### Exercise
Copy every line of the listing exactly.

### Extracted entries
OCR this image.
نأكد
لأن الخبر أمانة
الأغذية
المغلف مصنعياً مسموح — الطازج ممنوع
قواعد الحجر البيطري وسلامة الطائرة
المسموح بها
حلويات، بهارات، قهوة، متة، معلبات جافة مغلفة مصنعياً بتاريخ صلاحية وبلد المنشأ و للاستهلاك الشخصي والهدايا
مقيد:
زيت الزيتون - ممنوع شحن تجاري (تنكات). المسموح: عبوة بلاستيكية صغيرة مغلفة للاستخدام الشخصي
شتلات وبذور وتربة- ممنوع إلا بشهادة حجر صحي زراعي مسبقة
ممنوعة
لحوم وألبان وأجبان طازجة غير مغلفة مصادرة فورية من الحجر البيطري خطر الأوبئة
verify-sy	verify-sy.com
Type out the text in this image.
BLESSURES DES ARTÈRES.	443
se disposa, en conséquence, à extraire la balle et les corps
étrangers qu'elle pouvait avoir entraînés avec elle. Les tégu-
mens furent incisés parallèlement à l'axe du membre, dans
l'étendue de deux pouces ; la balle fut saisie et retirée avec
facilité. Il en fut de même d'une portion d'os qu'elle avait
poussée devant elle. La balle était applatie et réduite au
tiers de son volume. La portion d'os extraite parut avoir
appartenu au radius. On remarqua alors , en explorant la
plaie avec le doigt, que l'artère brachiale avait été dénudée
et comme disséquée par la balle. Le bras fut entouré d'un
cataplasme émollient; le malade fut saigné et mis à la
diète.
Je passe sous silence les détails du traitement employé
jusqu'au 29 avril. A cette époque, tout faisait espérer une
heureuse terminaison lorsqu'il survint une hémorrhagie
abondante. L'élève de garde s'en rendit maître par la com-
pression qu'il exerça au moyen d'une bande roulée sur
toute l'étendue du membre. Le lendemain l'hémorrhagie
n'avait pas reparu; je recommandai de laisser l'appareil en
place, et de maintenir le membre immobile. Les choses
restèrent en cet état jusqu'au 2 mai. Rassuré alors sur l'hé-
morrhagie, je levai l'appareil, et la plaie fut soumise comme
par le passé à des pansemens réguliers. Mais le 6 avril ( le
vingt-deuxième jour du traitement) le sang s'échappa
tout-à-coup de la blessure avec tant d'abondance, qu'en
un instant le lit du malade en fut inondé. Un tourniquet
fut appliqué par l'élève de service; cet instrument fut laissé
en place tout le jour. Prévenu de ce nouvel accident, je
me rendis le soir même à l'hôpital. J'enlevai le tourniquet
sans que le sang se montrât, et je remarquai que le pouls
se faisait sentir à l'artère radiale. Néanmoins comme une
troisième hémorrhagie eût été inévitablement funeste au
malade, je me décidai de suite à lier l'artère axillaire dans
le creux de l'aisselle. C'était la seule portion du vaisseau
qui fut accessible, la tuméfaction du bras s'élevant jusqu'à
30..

### Response below
OCR this image.
نأكد
لأن الخبر أمانة
الأغذية
المغلف مصنعياً مسموح — الطازج ممنوع
قواعد الحجر البيطري وسلامة الطائرة
المسموح بها
حلويات، بهارات، قهوة، متة، معلبات جافة مغلفة مصنعياً بتاريخ صلاحية وبلد المنشأ و للاستهلاك الشخصي والهدايا
مقيد:
زيت الزيتون - ممنوع شحن تجاري (تنكات). المسموح: عبوة بلاستيكية صغيرة مغلفة للاستخدام الشخصي
شتلات وبذور وتربة- ممنوع إلا بشهادة حجر صحي زراعي مسبقة
ممنوعة
لحوم وألبان وأجبان طازجة غير مغلفة مصادرة فورية من الحجر البيطري خطر الأوبئة
verify-sy	verify-sy.com
Type out the text in this image.
BLESSURES DES ARTÈRES.	443
se disposa, en conséquence, à extraire la balle et les corps
étrangers qu'elle pouvait avoir entraînés avec elle. Les tégu-
mens furent incisés parallèlement à l'axe du membre, dans
l'étendue de deux pouces ; la balle fut saisie et retirée avec
facilité. Il en fut de même d'une portion d'os qu'elle avait
poussée devant elle. La balle était applatie et réduite au
tiers de son volume. La portion d'os extraite parut avoir
appartenu au radius. On remarqua alors , en explorant la
plaie avec le doigt, que l'artère brachiale avait été dénudée
et comme disséquée par la balle. Le bras fut entouré d'un
cataplasme émollient; le malade fut saigné et mis à la
diète.
Je passe sous silence les détails du traitement employé
jusqu'au 29 avril. A cette époque, tout faisait espérer une
heureuse terminaison lorsqu'il survint une hémorrhagie
abondante. L'élève de garde s'en rendit maître par la com-
pression qu'il exerça au moyen d'une bande roulée sur
toute l'étendue du membre. Le lendemain l'hémorrhagie
n'avait pas reparu; je recommandai de laisser l'appareil en
place, et de maintenir le membre immobile. Les choses
restèrent en cet état jusqu'au 2 mai. Rassuré alors sur l'hé-
morrhagie, je levai l'appareil, et la plaie fut soumise comme
par le passé à des pansemens réguliers. Mais le 6 avril ( le
vingt-deuxième jour du traitement) le sang s'échappa
tout-à-coup de la blessure avec tant d'abondance, qu'en
un instant le lit du malade en fut inondé. Un tourniquet
fut appliqué par l'élève de service; cet instrument fut laissé
en place tout le jour. Prévenu de ce nouvel accident, je
me rendis le soir même à l'hôpital. J'enlevai le tourniquet
sans que le sang se montrât, et je remarquai que le pouls
se faisait sentir à l'artère radiale. Néanmoins comme une
troisième hémorrhagie eût été inévitablement funeste au
malade, je me décidai de suite à lier l'artère axillaire dans
le creux de l'aisselle. C'était la seule portion du vaisseau
qui fut accessible, la tuméfaction du bras s'élevant jusqu'à
30..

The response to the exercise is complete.